WRITTEN TASK:
Your answer is a single number: the count of lines that contain the string "title".

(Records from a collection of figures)
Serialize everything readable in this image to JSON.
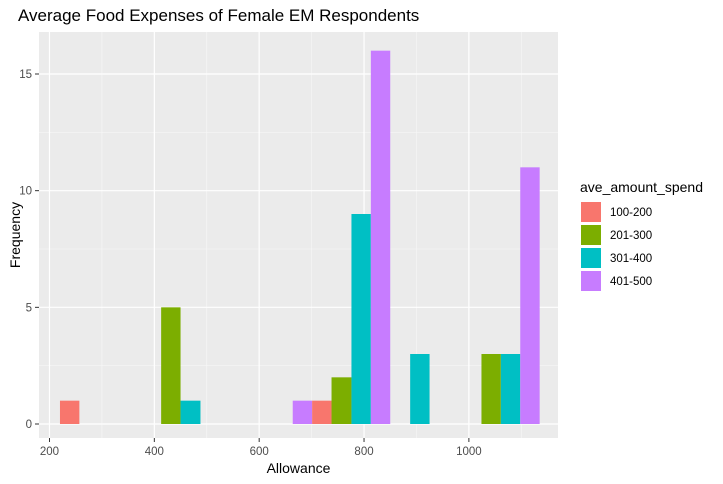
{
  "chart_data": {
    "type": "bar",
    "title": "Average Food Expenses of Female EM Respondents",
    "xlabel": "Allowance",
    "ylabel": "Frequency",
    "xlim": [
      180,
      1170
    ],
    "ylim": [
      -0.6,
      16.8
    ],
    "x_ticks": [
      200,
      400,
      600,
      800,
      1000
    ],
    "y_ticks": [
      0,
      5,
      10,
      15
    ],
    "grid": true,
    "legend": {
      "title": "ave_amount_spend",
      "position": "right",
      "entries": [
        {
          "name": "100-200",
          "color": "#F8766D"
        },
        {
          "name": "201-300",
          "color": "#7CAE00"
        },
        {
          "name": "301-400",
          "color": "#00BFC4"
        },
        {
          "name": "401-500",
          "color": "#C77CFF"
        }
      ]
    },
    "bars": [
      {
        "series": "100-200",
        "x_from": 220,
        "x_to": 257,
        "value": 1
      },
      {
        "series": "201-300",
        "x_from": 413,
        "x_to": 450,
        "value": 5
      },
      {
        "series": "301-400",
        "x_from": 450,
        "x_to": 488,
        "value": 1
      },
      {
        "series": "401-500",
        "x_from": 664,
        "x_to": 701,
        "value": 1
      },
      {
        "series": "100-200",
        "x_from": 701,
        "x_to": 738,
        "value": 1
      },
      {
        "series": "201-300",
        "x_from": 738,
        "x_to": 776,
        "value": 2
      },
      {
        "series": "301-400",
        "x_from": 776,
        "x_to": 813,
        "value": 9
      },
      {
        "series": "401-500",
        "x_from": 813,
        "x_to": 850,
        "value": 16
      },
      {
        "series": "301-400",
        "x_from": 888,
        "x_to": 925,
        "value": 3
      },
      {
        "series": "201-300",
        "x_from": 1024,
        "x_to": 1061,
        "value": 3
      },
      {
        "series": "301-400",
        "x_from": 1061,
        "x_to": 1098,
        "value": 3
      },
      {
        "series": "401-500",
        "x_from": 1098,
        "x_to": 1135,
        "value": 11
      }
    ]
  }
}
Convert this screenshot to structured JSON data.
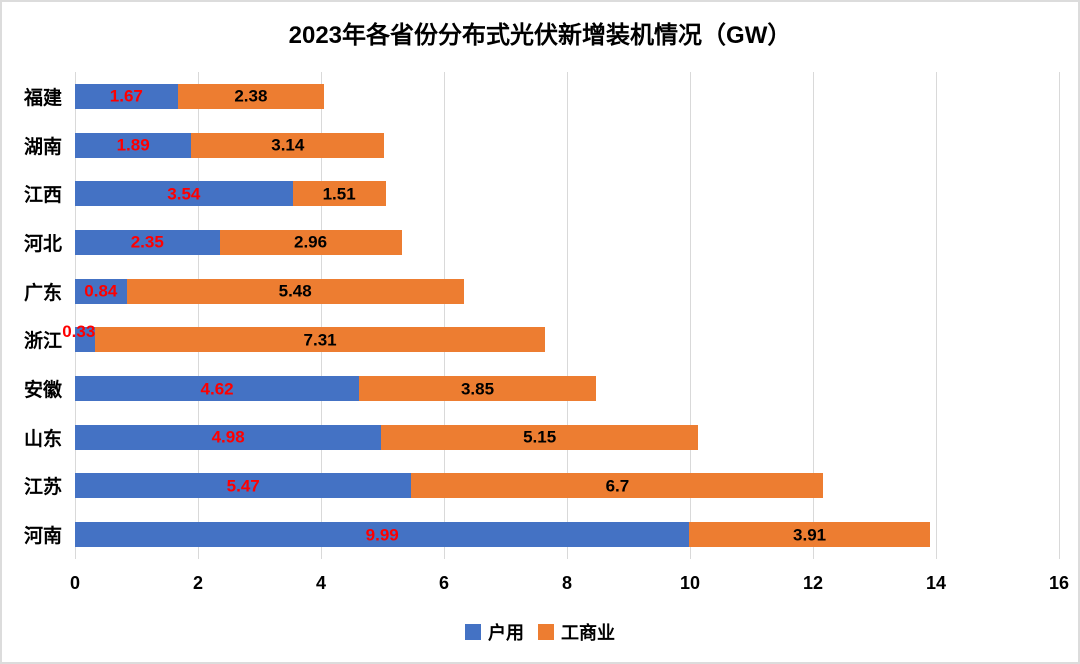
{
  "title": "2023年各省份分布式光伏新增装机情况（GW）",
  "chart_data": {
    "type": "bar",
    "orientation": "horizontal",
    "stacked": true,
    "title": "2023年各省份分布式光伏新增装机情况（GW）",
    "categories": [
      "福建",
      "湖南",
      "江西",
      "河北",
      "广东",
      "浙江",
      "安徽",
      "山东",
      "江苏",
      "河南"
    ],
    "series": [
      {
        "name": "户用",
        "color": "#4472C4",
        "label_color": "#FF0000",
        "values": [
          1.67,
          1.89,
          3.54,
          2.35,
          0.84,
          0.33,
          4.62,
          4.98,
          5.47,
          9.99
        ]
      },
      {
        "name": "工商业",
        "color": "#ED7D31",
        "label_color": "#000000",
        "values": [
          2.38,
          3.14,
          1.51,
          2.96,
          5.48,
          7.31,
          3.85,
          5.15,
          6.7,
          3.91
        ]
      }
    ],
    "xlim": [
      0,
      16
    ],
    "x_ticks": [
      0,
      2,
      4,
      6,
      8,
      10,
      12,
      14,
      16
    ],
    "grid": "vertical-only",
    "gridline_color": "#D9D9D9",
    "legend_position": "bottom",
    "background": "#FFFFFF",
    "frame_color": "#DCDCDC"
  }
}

FULL OUTPUT:
4